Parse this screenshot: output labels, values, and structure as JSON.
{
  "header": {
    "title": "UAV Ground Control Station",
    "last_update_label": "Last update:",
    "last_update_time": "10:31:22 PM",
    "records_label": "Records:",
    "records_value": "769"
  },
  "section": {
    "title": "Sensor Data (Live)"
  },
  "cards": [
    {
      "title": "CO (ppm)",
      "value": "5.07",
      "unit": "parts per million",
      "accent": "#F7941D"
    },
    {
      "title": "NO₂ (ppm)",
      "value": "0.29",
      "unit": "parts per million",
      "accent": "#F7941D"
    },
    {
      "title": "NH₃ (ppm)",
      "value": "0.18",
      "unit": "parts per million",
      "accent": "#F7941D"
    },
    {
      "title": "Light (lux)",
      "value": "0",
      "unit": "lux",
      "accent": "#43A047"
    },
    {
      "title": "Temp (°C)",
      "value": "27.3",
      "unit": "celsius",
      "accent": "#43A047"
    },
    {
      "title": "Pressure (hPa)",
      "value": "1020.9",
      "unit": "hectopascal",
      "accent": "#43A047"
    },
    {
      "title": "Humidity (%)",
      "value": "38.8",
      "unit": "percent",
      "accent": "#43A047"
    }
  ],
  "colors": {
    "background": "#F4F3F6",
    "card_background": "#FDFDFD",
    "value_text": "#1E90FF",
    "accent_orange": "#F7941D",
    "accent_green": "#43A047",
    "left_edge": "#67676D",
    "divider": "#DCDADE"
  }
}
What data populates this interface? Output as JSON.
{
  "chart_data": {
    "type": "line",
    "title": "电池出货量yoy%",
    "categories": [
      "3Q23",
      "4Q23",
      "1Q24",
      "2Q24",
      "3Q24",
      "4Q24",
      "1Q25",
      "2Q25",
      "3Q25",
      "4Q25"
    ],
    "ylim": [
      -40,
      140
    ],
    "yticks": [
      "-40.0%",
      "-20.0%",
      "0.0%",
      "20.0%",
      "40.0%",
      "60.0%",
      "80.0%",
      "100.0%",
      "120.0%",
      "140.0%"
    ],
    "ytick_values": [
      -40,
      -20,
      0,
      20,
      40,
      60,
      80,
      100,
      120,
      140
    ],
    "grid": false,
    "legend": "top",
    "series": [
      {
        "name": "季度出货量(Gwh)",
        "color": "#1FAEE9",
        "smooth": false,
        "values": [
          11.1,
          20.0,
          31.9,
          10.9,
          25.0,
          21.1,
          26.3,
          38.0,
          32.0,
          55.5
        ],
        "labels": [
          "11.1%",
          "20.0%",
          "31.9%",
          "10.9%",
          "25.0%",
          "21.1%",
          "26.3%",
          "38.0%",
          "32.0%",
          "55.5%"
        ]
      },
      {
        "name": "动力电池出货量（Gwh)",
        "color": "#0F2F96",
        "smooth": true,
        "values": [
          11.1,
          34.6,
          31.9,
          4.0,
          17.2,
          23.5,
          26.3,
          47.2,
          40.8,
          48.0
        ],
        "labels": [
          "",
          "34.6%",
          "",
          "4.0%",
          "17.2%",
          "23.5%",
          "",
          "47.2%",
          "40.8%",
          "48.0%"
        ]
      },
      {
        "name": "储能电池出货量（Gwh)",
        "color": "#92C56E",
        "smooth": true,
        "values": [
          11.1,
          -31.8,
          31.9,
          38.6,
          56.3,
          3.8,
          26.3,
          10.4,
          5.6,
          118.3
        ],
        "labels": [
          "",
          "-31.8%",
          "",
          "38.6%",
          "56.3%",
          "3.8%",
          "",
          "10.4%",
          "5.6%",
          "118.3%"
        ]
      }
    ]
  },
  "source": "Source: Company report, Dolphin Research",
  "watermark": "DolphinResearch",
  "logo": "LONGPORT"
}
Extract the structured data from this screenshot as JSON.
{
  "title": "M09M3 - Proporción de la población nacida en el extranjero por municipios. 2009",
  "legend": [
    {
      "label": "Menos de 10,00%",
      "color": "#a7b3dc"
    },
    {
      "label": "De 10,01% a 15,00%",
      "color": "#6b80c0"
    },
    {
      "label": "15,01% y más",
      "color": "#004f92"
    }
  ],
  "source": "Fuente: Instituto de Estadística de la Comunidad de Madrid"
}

◇ ◇ ◇ ◇

■ To do
Return every line of the material exactly.

■ Solution
Parse this screenshot: output labels, values, and structure as JSON.
{
  "header": {
    "title": "UAV Ground Control Station",
    "last_update_label": "Last update:",
    "last_update_time": "10:31:22 PM",
    "records_label": "Records:",
    "records_value": "769"
  },
  "section": {
    "title": "Sensor Data (Live)"
  },
  "cards": [
    {
      "title": "CO (ppm)",
      "value": "5.07",
      "unit": "parts per million",
      "accent": "#F7941D"
    },
    {
      "title": "NO₂ (ppm)",
      "value": "0.29",
      "unit": "parts per million",
      "accent": "#F7941D"
    },
    {
      "title": "NH₃ (ppm)",
      "value": "0.18",
      "unit": "parts per million",
      "accent": "#F7941D"
    },
    {
      "title": "Light (lux)",
      "value": "0",
      "unit": "lux",
      "accent": "#43A047"
    },
    {
      "title": "Temp (°C)",
      "value": "27.3",
      "unit": "celsius",
      "accent": "#43A047"
    },
    {
      "title": "Pressure (hPa)",
      "value": "1020.9",
      "unit": "hectopascal",
      "accent": "#43A047"
    },
    {
      "title": "Humidity (%)",
      "value": "38.8",
      "unit": "percent",
      "accent": "#43A047"
    }
  ],
  "colors": {
    "background": "#F4F3F6",
    "card_background": "#FDFDFD",
    "value_text": "#1E90FF",
    "accent_orange": "#F7941D",
    "accent_green": "#43A047",
    "left_edge": "#67676D",
    "divider": "#DCDADE"
  }
}
What data populates this interface? Output as JSON.
{
  "chart_data": {
    "type": "line",
    "title": "电池出货量yoy%",
    "categories": [
      "3Q23",
      "4Q23",
      "1Q24",
      "2Q24",
      "3Q24",
      "4Q24",
      "1Q25",
      "2Q25",
      "3Q25",
      "4Q25"
    ],
    "ylim": [
      -40,
      140
    ],
    "yticks": [
      "-40.0%",
      "-20.0%",
      "0.0%",
      "20.0%",
      "40.0%",
      "60.0%",
      "80.0%",
      "100.0%",
      "120.0%",
      "140.0%"
    ],
    "ytick_values": [
      -40,
      -20,
      0,
      20,
      40,
      60,
      80,
      100,
      120,
      140
    ],
    "grid": false,
    "legend": "top",
    "series": [
      {
        "name": "季度出货量(Gwh)",
        "color": "#1FAEE9",
        "smooth": false,
        "values": [
          11.1,
          20.0,
          31.9,
          10.9,
          25.0,
          21.1,
          26.3,
          38.0,
          32.0,
          55.5
        ],
        "labels": [
          "11.1%",
          "20.0%",
          "31.9%",
          "10.9%",
          "25.0%",
          "21.1%",
          "26.3%",
          "38.0%",
          "32.0%",
          "55.5%"
        ]
      },
      {
        "name": "动力电池出货量（Gwh)",
        "color": "#0F2F96",
        "smooth": true,
        "values": [
          11.1,
          34.6,
          31.9,
          4.0,
          17.2,
          23.5,
          26.3,
          47.2,
          40.8,
          48.0
        ],
        "labels": [
          "",
          "34.6%",
          "",
          "4.0%",
          "17.2%",
          "23.5%",
          "",
          "47.2%",
          "40.8%",
          "48.0%"
        ]
      },
      {
        "name": "储能电池出货量（Gwh)",
        "color": "#92C56E",
        "smooth": true,
        "values": [
          11.1,
          -31.8,
          31.9,
          38.6,
          56.3,
          3.8,
          26.3,
          10.4,
          5.6,
          118.3
        ],
        "labels": [
          "",
          "-31.8%",
          "",
          "38.6%",
          "56.3%",
          "3.8%",
          "",
          "10.4%",
          "5.6%",
          "118.3%"
        ]
      }
    ]
  },
  "source": "Source: Company report, Dolphin Research",
  "watermark": "DolphinResearch",
  "logo": "LONGPORT"
}
Extract the structured data from this screenshot as JSON.
{
  "title": "M09M3 - Proporción de la población nacida en el extranjero por municipios. 2009",
  "legend": [
    {
      "label": "Menos de 10,00%",
      "color": "#a7b3dc"
    },
    {
      "label": "De 10,01% a 15,00%",
      "color": "#6b80c0"
    },
    {
      "label": "15,01% y más",
      "color": "#004f92"
    }
  ],
  "source": "Fuente: Instituto de Estadística de la Comunidad de Madrid"
}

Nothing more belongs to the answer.